• [INSTRUCTIONS FOR THE TASK]: Go through the lines below. Copy those with "Aerosol".
--- Begin ---
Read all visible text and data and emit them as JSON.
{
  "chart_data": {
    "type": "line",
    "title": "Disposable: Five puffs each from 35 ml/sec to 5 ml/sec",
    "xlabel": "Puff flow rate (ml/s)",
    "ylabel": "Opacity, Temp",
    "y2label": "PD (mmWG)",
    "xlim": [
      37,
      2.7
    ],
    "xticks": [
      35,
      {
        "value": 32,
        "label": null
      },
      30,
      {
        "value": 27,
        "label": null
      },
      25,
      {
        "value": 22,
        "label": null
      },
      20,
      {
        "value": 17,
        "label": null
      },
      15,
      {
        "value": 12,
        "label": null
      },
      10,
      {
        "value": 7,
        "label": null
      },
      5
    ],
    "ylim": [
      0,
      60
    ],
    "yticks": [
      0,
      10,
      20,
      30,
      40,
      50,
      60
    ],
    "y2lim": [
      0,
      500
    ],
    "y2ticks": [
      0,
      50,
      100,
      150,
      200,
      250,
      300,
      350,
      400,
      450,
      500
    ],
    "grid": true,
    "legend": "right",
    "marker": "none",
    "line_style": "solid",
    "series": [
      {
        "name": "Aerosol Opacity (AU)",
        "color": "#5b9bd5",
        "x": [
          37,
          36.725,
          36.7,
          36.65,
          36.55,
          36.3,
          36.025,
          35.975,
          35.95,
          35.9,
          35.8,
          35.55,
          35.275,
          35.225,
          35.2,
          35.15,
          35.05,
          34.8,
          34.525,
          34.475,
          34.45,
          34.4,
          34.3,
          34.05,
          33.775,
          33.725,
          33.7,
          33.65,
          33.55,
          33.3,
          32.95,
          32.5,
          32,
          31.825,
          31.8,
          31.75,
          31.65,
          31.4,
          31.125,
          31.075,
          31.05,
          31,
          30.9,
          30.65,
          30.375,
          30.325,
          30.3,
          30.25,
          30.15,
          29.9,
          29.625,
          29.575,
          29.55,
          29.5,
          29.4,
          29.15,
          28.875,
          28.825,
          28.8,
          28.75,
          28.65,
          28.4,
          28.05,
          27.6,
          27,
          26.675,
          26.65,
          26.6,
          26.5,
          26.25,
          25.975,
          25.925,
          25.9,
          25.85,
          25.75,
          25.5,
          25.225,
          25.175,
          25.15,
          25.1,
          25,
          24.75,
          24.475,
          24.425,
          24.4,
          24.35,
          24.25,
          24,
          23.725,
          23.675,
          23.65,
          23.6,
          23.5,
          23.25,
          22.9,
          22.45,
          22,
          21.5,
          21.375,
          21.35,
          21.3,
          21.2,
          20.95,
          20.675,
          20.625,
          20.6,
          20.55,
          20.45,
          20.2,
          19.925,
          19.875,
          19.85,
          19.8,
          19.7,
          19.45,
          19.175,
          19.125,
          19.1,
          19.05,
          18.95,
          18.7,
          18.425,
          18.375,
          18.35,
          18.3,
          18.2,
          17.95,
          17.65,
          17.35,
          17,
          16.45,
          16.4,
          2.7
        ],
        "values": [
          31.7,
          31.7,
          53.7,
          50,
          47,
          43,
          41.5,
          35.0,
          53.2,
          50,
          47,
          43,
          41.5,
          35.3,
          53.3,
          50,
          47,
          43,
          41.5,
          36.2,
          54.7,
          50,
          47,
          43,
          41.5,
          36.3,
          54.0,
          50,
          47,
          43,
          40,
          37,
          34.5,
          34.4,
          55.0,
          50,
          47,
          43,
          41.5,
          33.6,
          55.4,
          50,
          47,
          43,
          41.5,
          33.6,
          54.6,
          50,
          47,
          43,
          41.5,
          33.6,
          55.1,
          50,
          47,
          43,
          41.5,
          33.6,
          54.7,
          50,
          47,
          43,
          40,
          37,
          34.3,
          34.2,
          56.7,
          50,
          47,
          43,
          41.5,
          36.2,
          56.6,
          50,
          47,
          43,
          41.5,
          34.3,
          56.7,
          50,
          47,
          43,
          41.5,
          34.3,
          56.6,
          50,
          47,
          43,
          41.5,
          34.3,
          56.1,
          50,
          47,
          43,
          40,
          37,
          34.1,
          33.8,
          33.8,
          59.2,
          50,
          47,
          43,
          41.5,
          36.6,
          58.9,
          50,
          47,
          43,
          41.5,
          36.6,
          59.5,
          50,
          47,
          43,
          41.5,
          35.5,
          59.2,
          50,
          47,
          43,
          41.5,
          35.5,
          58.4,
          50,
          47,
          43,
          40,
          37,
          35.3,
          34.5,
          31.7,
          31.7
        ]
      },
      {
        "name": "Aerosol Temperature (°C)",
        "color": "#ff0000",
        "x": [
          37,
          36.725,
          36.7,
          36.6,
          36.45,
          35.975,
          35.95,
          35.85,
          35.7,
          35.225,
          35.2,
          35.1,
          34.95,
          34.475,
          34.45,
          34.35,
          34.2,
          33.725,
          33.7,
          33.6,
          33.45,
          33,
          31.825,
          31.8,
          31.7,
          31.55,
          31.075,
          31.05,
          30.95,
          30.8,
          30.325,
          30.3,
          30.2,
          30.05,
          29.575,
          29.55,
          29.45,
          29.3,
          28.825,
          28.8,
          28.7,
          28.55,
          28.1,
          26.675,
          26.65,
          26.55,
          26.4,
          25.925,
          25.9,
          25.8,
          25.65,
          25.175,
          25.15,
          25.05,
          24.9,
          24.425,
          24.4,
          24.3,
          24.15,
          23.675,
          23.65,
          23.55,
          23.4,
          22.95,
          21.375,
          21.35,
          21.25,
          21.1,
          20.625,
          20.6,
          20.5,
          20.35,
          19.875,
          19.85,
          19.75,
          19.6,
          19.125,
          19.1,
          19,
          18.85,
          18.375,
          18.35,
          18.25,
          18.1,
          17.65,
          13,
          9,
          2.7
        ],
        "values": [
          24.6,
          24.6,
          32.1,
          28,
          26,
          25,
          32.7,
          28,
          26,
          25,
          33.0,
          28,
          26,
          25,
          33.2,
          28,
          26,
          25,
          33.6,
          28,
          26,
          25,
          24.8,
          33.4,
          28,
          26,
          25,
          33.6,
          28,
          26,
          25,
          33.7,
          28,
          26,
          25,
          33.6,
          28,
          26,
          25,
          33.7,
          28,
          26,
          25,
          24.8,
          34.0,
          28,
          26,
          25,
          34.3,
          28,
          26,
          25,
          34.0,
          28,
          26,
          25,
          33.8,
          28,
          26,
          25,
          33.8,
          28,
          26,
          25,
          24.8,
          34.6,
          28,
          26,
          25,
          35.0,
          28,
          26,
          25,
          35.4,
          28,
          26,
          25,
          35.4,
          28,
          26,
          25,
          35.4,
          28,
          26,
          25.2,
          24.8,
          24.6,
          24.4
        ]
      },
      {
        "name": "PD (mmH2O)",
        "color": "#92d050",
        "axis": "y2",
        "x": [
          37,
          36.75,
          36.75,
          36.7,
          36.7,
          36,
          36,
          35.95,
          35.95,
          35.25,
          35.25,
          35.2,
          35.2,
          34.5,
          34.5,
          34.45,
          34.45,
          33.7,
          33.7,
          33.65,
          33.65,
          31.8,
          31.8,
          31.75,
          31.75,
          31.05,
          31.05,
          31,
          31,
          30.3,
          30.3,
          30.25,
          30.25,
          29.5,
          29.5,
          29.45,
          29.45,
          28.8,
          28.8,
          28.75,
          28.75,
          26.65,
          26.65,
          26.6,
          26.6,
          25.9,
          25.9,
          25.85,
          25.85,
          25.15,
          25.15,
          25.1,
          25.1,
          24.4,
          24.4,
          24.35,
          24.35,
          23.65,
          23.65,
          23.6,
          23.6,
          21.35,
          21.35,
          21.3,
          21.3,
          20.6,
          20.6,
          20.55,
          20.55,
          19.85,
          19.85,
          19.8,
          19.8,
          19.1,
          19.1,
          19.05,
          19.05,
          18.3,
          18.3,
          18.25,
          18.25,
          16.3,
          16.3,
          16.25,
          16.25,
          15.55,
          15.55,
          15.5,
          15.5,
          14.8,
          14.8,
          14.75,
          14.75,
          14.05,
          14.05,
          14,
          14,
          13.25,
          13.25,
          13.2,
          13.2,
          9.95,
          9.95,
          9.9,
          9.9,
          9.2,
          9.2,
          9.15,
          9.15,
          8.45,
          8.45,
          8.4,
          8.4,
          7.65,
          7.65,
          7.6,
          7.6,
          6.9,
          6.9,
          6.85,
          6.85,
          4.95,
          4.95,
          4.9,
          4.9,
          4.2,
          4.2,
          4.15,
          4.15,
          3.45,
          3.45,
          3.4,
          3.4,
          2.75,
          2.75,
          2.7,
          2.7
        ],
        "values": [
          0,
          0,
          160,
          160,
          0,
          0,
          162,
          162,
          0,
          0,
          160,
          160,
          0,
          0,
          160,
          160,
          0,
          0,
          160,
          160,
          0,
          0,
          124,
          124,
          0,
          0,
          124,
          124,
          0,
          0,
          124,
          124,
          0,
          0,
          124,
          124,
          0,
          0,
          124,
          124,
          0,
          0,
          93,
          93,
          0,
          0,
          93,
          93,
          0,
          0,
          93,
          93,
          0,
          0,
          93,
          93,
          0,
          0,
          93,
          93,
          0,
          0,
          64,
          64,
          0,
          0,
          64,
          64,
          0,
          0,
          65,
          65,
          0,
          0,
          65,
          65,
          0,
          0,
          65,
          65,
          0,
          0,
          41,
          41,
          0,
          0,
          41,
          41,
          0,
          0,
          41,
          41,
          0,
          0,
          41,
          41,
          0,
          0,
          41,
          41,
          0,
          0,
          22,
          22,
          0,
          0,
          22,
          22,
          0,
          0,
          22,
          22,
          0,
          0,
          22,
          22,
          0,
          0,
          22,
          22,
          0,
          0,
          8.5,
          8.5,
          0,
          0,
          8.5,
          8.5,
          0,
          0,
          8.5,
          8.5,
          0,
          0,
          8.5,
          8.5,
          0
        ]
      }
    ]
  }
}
--- End ---
• [EXPECTED ANSWER]:
        "name": "Aerosol Opacity (AU)",
        "name": "Aerosol Temperature (°C)",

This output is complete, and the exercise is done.